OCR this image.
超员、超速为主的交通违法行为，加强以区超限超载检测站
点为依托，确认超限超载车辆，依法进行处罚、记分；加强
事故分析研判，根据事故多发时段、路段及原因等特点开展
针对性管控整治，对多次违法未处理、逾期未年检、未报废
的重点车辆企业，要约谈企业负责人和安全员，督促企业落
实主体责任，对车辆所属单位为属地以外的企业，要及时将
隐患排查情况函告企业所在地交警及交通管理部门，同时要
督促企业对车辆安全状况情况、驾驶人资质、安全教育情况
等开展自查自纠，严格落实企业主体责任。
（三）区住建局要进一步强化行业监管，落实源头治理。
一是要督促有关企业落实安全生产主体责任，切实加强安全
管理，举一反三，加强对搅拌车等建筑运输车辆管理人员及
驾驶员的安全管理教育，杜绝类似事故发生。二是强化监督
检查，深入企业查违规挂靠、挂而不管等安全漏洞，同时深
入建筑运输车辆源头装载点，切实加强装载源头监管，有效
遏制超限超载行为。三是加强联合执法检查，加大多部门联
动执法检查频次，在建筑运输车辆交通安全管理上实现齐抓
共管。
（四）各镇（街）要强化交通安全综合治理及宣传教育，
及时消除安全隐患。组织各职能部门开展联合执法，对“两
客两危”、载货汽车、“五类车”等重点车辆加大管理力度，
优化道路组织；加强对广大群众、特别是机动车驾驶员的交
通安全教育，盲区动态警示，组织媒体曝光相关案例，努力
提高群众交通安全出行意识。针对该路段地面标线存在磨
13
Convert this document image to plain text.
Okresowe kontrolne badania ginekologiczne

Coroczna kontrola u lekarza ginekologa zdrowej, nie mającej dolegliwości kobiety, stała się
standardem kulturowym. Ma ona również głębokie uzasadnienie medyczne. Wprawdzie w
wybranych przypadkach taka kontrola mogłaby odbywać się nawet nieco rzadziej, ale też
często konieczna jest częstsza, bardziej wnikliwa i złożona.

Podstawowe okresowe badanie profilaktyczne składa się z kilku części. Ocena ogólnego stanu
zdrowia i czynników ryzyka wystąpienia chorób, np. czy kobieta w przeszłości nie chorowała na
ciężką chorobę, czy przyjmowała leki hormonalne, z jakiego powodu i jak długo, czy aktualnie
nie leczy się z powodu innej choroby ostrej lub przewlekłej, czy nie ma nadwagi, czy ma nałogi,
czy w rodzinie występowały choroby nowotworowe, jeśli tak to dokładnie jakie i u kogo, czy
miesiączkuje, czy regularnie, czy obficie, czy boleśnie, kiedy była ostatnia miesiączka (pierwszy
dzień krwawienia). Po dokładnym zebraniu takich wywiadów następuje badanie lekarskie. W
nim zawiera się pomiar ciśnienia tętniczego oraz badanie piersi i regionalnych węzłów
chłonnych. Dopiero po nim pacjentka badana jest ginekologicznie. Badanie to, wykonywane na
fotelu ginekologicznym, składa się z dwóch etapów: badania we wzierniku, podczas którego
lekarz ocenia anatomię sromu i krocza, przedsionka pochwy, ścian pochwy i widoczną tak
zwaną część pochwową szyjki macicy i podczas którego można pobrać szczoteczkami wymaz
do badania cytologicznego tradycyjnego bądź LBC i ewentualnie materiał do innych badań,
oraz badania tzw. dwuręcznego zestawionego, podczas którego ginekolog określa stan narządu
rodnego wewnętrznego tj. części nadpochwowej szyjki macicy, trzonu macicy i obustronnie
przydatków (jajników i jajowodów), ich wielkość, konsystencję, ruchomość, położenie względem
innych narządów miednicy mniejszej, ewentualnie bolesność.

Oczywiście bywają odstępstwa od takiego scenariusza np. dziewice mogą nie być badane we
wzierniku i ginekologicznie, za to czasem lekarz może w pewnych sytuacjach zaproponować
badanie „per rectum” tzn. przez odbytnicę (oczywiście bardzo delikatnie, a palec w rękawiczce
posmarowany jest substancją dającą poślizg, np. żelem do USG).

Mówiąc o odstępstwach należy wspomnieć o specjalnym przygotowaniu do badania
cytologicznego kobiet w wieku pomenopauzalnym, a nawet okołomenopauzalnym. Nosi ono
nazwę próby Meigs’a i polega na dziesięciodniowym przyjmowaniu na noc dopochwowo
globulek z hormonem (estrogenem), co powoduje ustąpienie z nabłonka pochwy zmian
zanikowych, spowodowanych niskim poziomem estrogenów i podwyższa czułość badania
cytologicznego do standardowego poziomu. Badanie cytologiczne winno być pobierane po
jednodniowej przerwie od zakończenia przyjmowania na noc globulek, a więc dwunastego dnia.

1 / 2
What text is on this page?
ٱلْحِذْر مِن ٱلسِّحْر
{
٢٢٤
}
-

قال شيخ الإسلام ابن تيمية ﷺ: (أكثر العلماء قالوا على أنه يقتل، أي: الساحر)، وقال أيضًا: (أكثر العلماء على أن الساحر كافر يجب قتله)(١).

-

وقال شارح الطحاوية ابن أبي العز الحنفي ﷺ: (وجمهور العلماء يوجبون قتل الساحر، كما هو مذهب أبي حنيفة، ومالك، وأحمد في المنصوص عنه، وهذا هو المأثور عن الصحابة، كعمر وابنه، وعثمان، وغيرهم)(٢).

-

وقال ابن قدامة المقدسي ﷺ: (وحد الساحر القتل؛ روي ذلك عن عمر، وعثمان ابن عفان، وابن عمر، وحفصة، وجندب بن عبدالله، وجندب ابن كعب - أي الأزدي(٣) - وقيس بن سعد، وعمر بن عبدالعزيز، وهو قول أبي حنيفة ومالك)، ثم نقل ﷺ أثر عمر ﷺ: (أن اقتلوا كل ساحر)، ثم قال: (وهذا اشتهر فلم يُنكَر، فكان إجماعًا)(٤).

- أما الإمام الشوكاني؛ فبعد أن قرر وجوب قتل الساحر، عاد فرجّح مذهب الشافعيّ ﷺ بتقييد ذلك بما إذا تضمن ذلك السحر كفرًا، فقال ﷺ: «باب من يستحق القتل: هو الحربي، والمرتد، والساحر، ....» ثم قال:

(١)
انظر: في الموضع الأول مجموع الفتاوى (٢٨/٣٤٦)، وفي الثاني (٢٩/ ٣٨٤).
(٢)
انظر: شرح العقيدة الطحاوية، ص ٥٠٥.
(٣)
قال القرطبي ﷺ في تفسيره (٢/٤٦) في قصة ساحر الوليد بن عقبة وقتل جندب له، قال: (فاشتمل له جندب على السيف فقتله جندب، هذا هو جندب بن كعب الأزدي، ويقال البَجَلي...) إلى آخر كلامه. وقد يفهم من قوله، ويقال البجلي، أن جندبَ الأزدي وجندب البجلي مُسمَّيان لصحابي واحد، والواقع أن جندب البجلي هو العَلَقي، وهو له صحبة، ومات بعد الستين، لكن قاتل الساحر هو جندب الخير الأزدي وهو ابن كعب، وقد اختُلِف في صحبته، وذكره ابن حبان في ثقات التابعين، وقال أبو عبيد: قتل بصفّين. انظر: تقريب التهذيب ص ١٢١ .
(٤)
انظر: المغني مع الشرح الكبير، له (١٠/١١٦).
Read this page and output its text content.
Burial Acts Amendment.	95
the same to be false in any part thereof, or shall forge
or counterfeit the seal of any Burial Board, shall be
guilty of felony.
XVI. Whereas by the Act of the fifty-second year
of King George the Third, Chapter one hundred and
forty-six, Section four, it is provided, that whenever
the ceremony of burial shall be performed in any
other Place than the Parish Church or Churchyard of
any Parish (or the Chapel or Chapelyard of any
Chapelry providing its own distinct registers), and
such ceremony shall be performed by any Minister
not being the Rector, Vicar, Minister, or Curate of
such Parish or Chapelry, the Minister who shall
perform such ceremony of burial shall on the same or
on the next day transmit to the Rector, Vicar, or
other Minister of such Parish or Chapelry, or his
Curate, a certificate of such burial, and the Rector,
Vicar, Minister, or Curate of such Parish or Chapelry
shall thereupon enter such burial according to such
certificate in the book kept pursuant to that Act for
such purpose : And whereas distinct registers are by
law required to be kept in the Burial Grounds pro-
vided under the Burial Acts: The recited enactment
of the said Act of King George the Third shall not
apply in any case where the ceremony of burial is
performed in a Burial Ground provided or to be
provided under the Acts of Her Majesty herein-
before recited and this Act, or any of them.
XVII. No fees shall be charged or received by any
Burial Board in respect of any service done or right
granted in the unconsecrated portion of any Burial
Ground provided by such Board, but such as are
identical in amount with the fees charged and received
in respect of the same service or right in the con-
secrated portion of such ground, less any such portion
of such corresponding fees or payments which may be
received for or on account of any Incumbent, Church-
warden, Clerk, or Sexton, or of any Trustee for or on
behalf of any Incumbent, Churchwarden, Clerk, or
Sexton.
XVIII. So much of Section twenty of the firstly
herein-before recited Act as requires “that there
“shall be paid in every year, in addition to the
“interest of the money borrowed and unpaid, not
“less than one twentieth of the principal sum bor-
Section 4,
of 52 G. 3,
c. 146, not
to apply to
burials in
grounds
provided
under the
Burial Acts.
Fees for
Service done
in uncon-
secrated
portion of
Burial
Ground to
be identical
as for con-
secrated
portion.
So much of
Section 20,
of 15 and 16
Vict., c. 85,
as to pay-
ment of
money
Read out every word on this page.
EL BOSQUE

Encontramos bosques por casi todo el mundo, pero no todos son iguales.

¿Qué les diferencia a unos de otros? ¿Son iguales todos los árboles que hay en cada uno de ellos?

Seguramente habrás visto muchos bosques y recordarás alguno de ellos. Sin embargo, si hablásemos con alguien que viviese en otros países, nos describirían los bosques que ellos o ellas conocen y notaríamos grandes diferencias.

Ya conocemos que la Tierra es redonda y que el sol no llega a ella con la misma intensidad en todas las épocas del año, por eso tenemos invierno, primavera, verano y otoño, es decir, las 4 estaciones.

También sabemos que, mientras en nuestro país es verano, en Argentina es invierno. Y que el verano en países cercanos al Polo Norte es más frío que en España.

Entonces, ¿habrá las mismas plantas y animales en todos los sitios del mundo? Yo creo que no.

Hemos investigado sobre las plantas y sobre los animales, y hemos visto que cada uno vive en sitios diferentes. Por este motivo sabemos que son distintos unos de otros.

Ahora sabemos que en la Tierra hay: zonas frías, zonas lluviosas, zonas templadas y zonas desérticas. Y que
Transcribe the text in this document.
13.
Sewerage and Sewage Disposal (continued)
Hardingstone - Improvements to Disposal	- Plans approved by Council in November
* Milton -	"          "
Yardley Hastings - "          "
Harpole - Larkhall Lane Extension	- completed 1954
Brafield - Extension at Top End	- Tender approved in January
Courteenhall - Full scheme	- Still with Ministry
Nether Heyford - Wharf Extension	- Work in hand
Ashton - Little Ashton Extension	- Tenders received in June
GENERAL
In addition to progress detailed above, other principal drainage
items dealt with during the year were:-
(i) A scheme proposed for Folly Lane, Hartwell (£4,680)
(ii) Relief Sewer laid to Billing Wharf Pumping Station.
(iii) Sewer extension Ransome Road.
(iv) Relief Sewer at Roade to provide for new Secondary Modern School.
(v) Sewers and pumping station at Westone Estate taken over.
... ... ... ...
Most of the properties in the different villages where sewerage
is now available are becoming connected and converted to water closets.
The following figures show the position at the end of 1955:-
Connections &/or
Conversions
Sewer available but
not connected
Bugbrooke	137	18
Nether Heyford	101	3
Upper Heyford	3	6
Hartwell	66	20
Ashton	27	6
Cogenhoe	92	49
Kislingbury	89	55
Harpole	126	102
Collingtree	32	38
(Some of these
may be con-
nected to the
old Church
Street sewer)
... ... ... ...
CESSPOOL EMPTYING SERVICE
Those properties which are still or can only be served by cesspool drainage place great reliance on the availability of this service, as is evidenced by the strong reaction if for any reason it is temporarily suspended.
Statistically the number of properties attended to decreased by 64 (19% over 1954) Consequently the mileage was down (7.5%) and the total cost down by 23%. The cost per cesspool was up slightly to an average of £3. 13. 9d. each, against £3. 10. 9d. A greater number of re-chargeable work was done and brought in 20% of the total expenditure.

• _Problem requirements_
Track down every line with the word "Clerk" and copy it.

• _Task result_
warden, Clerk, or Sexton, or of any Trustee for or on
behalf of any Incumbent, Churchwarden, Clerk, or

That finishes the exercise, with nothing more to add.